#### [Problem to solve]
Without the pictures, set down the records below word for word.

#### [Data entries]
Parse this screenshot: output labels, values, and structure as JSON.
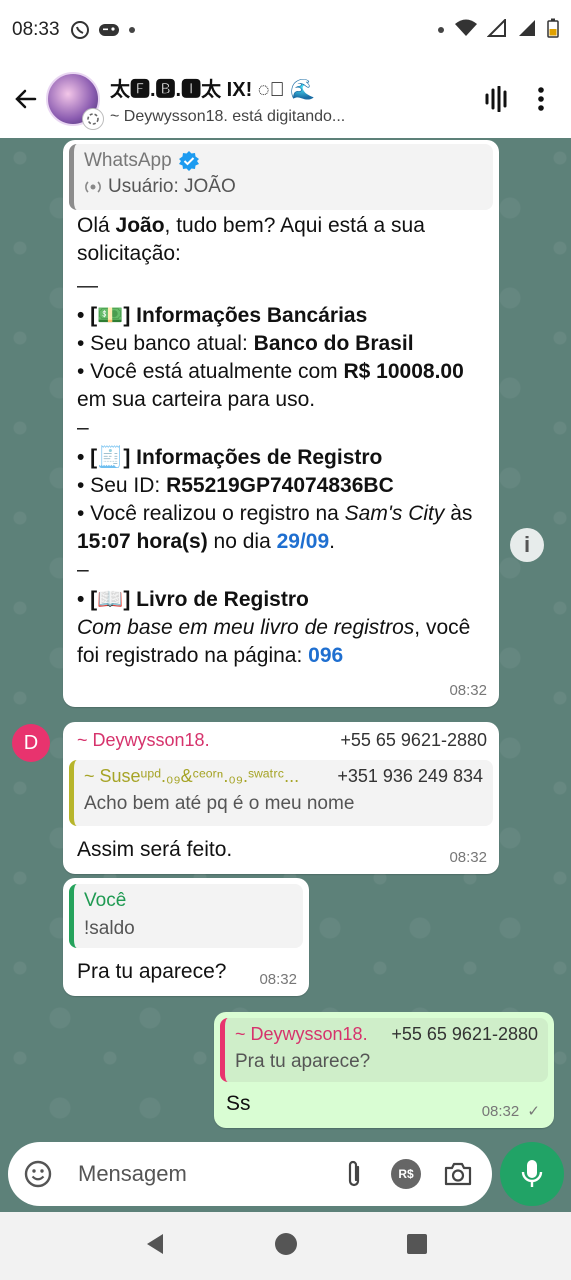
{
  "status_bar": {
    "time": "08:33"
  },
  "header": {
    "title": "太🅵.🅱.🅸太 IX! ◌⃝ 🌊",
    "subtitle": "~ Deywysson18. está digitando..."
  },
  "messages": {
    "m1": {
      "quote_name": "WhatsApp",
      "quote_text": "Usuário: JOÃO",
      "greet_pre": "Olá ",
      "greet_name": "João",
      "greet_post": ", tudo bem? Aqui está a sua solicitação:",
      "sep1": "—",
      "bank_head": "• [💵] Informações Bancárias",
      "bank_line1_pre": "• Seu banco atual: ",
      "bank_line1_val": "Banco do Brasil",
      "bank_line2_pre": "• Você está atualmente com ",
      "bank_line2_val": "R$ 10008.00",
      "bank_line2_post": " em sua carteira para uso.",
      "sep2": "–",
      "reg_head": "• [🧾] Informações de Registro",
      "reg_line1_pre": "• Seu ID: ",
      "reg_line1_val": "R55219GP74074836BC",
      "reg_line2_pre": "• Você realizou o registro na ",
      "reg_line2_city": "Sam's City",
      "reg_line2_mid": " às ",
      "reg_line2_time": "15:07 hora(s)",
      "reg_line2_mid2": " no dia ",
      "reg_line2_date": "29/09",
      "reg_line2_end": ".",
      "sep3": "–",
      "book_head": "• [📖] Livro de Registro",
      "book_line_italic": "Com base em meu livro de registros",
      "book_line_post": ", você foi registrado na página: ",
      "book_page": "096",
      "time": "08:32"
    },
    "m2": {
      "avatar_letter": "D",
      "sender": "~ Deywysson18.",
      "sender_phone": "+55 65 9621-2880",
      "quote_name": "~ Suseᵘᵖᵈ.₀₉&ᶜᵉᵒʳⁿ.₀₉.ˢʷᵃᵗʳᶜ...",
      "quote_phone": "+351 936 249 834",
      "quote_text": "Acho bem até pq é o meu nome",
      "text": "Assim será feito.",
      "time": "08:32"
    },
    "m3": {
      "quote_name": "Você",
      "quote_text": "!saldo",
      "text": "Pra tu aparece?",
      "time": "08:32"
    },
    "m4": {
      "quote_name": "~ Deywysson18.",
      "quote_phone": "+55 65 9621-2880",
      "quote_text": "Pra tu aparece?",
      "text": "Ss",
      "time": "08:32",
      "check": "✓"
    }
  },
  "composer": {
    "placeholder": "Mensagem",
    "currency_label": "R$"
  },
  "colors": {
    "accent_green": "#21a366",
    "chat_bg": "#5d8179",
    "outgoing": "#d9fdd3",
    "link_blue": "#1f6fd0",
    "sender_pink": "#d6336c"
  }
}
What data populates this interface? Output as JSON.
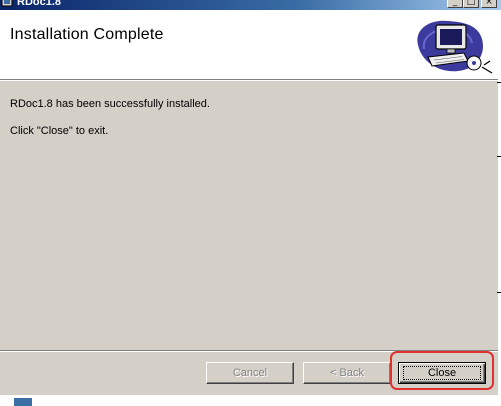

#### [Reply]
Parse this screenshot: output labels, values, and structure as JSON.
{
  "status_bar": {
    "time": "08:33"
  },
  "header": {
    "title": "太🅵.🅱.🅸太 IX! ◌⃝ 🌊",
    "subtitle": "~ Deywysson18. está digitando..."
  },
  "messages": {
    "m1": {
      "quote_name": "WhatsApp",
      "quote_text": "Usuário: JOÃO",
      "greet_pre": "Olá ",
      "greet_name": "João",
      "greet_post": ", tudo bem? Aqui está a sua solicitação:",
      "sep1": "—",
      "bank_head": "• [💵] Informações Bancárias",
      "bank_line1_pre": "• Seu banco atual: ",
      "bank_line1_val": "Banco do Brasil",
      "bank_line2_pre": "• Você está atualmente com ",
      "bank_line2_val": "R$ 10008.00",
      "bank_line2_post": " em sua carteira para uso.",
      "sep2": "–",
      "reg_head": "• [🧾] Informações de Registro",
      "reg_line1_pre": "• Seu ID: ",
      "reg_line1_val": "R55219GP74074836BC",
      "reg_line2_pre": "• Você realizou o registro na ",
      "reg_line2_city": "Sam's City",
      "reg_line2_mid": " às ",
      "reg_line2_time": "15:07 hora(s)",
      "reg_line2_mid2": " no dia ",
      "reg_line2_date": "29/09",
      "reg_line2_end": ".",
      "sep3": "–",
      "book_head": "• [📖] Livro de Registro",
      "book_line_italic": "Com base em meu livro de registros",
      "book_line_post": ", você foi registrado na página: ",
      "book_page": "096",
      "time": "08:32"
    },
    "m2": {
      "avatar_letter": "D",
      "sender": "~ Deywysson18.",
      "sender_phone": "+55 65 9621-2880",
      "quote_name": "~ Suseᵘᵖᵈ.₀₉&ᶜᵉᵒʳⁿ.₀₉.ˢʷᵃᵗʳᶜ...",
      "quote_phone": "+351 936 249 834",
      "quote_text": "Acho bem até pq é o meu nome",
      "text": "Assim será feito.",
      "time": "08:32"
    },
    "m3": {
      "quote_name": "Você",
      "quote_text": "!saldo",
      "text": "Pra tu aparece?",
      "time": "08:32"
    },
    "m4": {
      "quote_name": "~ Deywysson18.",
      "quote_phone": "+55 65 9621-2880",
      "quote_text": "Pra tu aparece?",
      "text": "Ss",
      "time": "08:32",
      "check": "✓"
    }
  },
  "composer": {
    "placeholder": "Mensagem",
    "currency_label": "R$"
  },
  "colors": {
    "accent_green": "#21a366",
    "chat_bg": "#5d8179",
    "outgoing": "#d9fdd3",
    "link_blue": "#1f6fd0",
    "sender_pink": "#d6336c"
  }
}
What data populates this interface? Output as JSON.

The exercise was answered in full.